Spatial layout entries
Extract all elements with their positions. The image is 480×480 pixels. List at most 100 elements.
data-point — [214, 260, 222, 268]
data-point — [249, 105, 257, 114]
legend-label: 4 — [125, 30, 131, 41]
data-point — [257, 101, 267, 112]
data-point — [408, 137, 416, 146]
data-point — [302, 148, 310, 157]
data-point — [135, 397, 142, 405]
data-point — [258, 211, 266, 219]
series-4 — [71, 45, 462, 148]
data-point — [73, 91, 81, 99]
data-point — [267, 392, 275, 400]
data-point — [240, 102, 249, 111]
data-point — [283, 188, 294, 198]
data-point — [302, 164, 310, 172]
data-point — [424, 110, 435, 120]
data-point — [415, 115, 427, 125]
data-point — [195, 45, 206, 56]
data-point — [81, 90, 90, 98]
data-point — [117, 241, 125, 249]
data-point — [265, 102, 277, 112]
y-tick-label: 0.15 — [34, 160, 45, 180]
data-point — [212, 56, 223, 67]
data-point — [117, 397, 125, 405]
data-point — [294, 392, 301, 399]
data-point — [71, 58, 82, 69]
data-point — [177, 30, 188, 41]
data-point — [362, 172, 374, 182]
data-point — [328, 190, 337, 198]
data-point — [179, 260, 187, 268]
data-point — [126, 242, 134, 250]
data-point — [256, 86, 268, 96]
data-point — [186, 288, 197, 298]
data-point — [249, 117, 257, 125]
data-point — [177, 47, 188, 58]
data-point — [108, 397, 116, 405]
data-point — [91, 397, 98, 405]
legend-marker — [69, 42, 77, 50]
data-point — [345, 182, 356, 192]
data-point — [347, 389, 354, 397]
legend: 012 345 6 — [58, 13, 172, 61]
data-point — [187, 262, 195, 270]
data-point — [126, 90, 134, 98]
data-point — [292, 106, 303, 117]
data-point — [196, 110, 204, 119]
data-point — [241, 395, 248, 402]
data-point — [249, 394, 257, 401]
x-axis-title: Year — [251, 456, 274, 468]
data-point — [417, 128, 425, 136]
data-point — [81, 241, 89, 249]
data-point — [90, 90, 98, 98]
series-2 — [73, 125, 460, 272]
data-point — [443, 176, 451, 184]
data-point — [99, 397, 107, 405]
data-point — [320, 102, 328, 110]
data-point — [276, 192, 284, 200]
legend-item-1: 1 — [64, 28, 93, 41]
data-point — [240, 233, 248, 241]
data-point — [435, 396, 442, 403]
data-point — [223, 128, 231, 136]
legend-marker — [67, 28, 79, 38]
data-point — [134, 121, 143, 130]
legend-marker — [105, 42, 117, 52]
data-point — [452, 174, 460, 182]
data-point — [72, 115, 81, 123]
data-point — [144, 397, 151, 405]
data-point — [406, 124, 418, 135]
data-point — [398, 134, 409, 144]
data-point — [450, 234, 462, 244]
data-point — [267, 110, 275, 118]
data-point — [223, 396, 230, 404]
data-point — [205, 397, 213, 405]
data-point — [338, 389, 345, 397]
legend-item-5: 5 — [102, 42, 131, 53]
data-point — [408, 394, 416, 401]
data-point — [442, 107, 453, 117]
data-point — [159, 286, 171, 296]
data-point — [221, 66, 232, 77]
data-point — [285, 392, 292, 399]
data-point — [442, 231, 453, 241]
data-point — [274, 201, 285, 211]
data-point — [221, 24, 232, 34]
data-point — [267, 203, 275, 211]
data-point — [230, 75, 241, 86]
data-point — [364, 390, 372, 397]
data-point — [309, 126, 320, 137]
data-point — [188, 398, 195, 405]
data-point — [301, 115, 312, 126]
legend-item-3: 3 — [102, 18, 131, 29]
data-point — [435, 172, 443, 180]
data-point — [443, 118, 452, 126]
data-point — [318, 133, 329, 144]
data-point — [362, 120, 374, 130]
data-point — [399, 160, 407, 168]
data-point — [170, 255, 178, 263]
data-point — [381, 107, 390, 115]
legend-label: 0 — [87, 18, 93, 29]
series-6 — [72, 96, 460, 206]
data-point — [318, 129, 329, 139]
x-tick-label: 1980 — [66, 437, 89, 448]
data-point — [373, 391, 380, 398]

WHAT YOU NEED TO DO> Pull out every line of the records above and copy each one verbatim, keeping the original order.

ANSWER TO THIS EXERCISE>
Extract all elements with their positions. The image is 480×480 pixels. List at most 100 elements.
data-point — [214, 260, 222, 268]
data-point — [249, 105, 257, 114]
legend-label: 4 — [125, 30, 131, 41]
data-point — [257, 101, 267, 112]
data-point — [408, 137, 416, 146]
data-point — [302, 148, 310, 157]
data-point — [135, 397, 142, 405]
data-point — [258, 211, 266, 219]
series-4 — [71, 45, 462, 148]
data-point — [73, 91, 81, 99]
data-point — [267, 392, 275, 400]
data-point — [240, 102, 249, 111]
data-point — [283, 188, 294, 198]
data-point — [302, 164, 310, 172]
data-point — [424, 110, 435, 120]
data-point — [415, 115, 427, 125]
data-point — [195, 45, 206, 56]
data-point — [81, 90, 90, 98]
data-point — [117, 241, 125, 249]
data-point — [265, 102, 277, 112]
y-tick-label: 0.15 — [34, 160, 45, 180]
data-point — [212, 56, 223, 67]
data-point — [117, 397, 125, 405]
data-point — [294, 392, 301, 399]
data-point — [71, 58, 82, 69]
data-point — [177, 30, 188, 41]
data-point — [362, 172, 374, 182]
data-point — [328, 190, 337, 198]
data-point — [179, 260, 187, 268]
data-point — [126, 242, 134, 250]
data-point — [256, 86, 268, 96]
data-point — [186, 288, 197, 298]
data-point — [249, 117, 257, 125]
data-point — [177, 47, 188, 58]
data-point — [108, 397, 116, 405]
data-point — [91, 397, 98, 405]
legend-marker — [69, 42, 77, 50]
data-point — [345, 182, 356, 192]
data-point — [347, 389, 354, 397]
legend: 012 345 6 — [58, 13, 172, 61]
data-point — [187, 262, 195, 270]
data-point — [126, 90, 134, 98]
data-point — [292, 106, 303, 117]
data-point — [196, 110, 204, 119]
data-point — [241, 395, 248, 402]
data-point — [249, 394, 257, 401]
x-axis-title: Year — [251, 456, 274, 468]
data-point — [417, 128, 425, 136]
data-point — [81, 241, 89, 249]
data-point — [90, 90, 98, 98]
series-2 — [73, 125, 460, 272]
data-point — [443, 176, 451, 184]
data-point — [99, 397, 107, 405]
data-point — [320, 102, 328, 110]
data-point — [276, 192, 284, 200]
legend-item-1: 1 — [64, 28, 93, 41]
data-point — [240, 233, 248, 241]
data-point — [435, 396, 442, 403]
data-point — [223, 128, 231, 136]
legend-marker — [67, 28, 79, 38]
data-point — [134, 121, 143, 130]
legend-marker — [105, 42, 117, 52]
data-point — [452, 174, 460, 182]
data-point — [72, 115, 81, 123]
data-point — [144, 397, 151, 405]
data-point — [406, 124, 418, 135]
data-point — [398, 134, 409, 144]
data-point — [450, 234, 462, 244]
data-point — [267, 110, 275, 118]
data-point — [223, 396, 230, 404]
data-point — [205, 397, 213, 405]
data-point — [338, 389, 345, 397]
legend-item-5: 5 — [102, 42, 131, 53]
data-point — [408, 394, 416, 401]
data-point — [442, 107, 453, 117]
data-point — [159, 286, 171, 296]
data-point — [221, 66, 232, 77]
data-point — [285, 392, 292, 399]
data-point — [442, 231, 453, 241]
data-point — [274, 201, 285, 211]
data-point — [221, 24, 232, 34]
data-point — [267, 203, 275, 211]
data-point — [230, 75, 241, 86]
data-point — [364, 390, 372, 397]
data-point — [309, 126, 320, 137]
data-point — [188, 398, 195, 405]
data-point — [301, 115, 312, 126]
legend-item-3: 3 — [102, 18, 131, 29]
data-point — [435, 172, 443, 180]
data-point — [443, 118, 452, 126]
data-point — [318, 133, 329, 144]
data-point — [362, 120, 374, 130]
data-point — [399, 160, 407, 168]
data-point — [170, 255, 178, 263]
data-point — [381, 107, 390, 115]
legend-label: 0 — [87, 18, 93, 29]
series-6 — [72, 96, 460, 206]
data-point — [318, 129, 329, 139]
x-tick-label: 1980 — [66, 437, 89, 448]
data-point — [373, 391, 380, 398]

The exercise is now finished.